*What needs to be done*
Which lines in the material below contain the word "Stack"? Copy each of them.

[Dataset records on visual material]
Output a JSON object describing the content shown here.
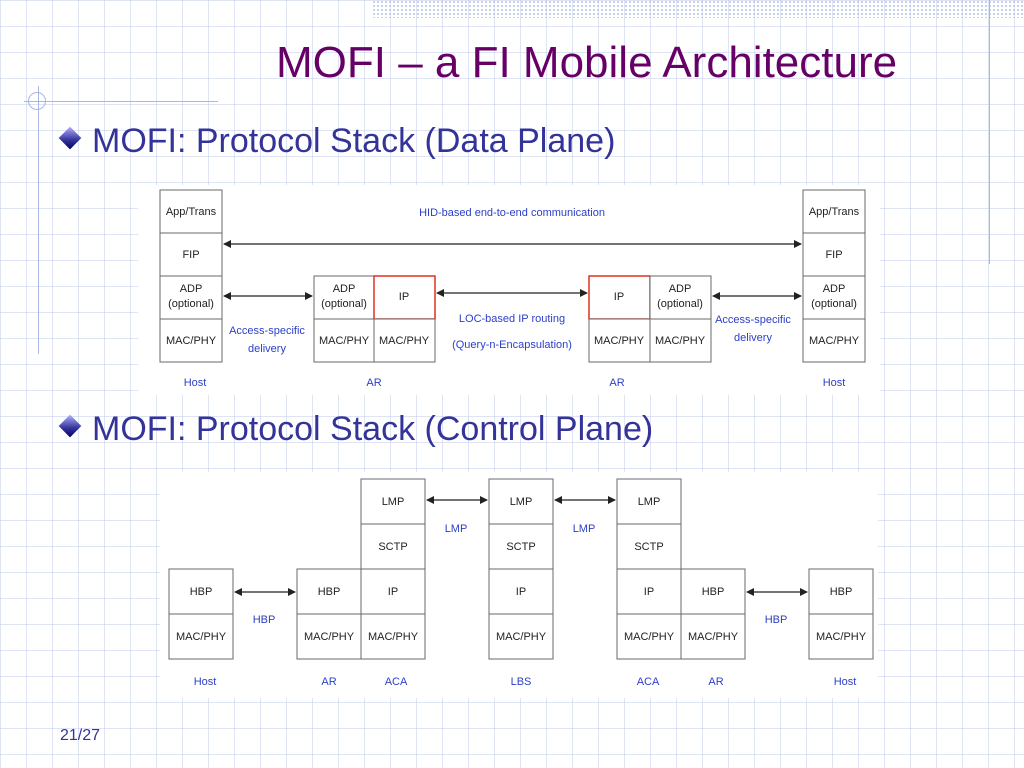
{
  "title": "MOFI – a FI Mobile Architecture",
  "bullets": [
    "MOFI: Protocol Stack (Data Plane)",
    "MOFI: Protocol Stack (Control Plane)"
  ],
  "page_number": "21/27",
  "data_plane": {
    "hid_label": "HID-based end-to-end communication",
    "loc_routing": "LOC-based IP routing",
    "query_encap": "(Query-n-Encapsulation)",
    "access_left_1": "Access-specific",
    "access_left_2": "delivery",
    "access_right_1": "Access-specific",
    "access_right_2": "delivery",
    "host_left": {
      "app": "App/Trans",
      "fip": "FIP",
      "adp1": "ADP",
      "adp2": "(optional)",
      "mac": "MAC/PHY",
      "name": "Host"
    },
    "ar_left": {
      "adp1": "ADP",
      "adp2": "(optional)",
      "ip": "IP",
      "mac1": "MAC/PHY",
      "mac2": "MAC/PHY",
      "name": "AR"
    },
    "ar_right": {
      "ip": "IP",
      "adp1": "ADP",
      "adp2": "(optional)",
      "mac1": "MAC/PHY",
      "mac2": "MAC/PHY",
      "name": "AR"
    },
    "host_right": {
      "app": "App/Trans",
      "fip": "FIP",
      "adp1": "ADP",
      "adp2": "(optional)",
      "mac": "MAC/PHY",
      "name": "Host"
    }
  },
  "control_plane": {
    "lmp_link_1": "LMP",
    "lmp_link_2": "LMP",
    "hbp_link_left": "HBP",
    "hbp_link_right": "HBP",
    "host_left": {
      "hbp": "HBP",
      "mac": "MAC/PHY",
      "name": "Host"
    },
    "ar_left": {
      "hbp": "HBP",
      "mac": "MAC/PHY",
      "name": "AR"
    },
    "aca_left": {
      "lmp": "LMP",
      "sctp": "SCTP",
      "ip": "IP",
      "mac": "MAC/PHY",
      "name": "ACA"
    },
    "lbs": {
      "lmp": "LMP",
      "sctp": "SCTP",
      "ip": "IP",
      "mac": "MAC/PHY",
      "name": "LBS"
    },
    "aca_right": {
      "lmp": "LMP",
      "sctp": "SCTP",
      "ip": "IP",
      "mac": "MAC/PHY",
      "name": "ACA"
    },
    "ar_right": {
      "hbp": "HBP",
      "mac": "MAC/PHY",
      "name": "AR"
    },
    "host_right": {
      "hbp": "HBP",
      "mac": "MAC/PHY",
      "name": "Host"
    }
  }
}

*Worked answer*
    "MOFI: Protocol Stack (Data Plane)",
    "MOFI: Protocol Stack (Control Plane)"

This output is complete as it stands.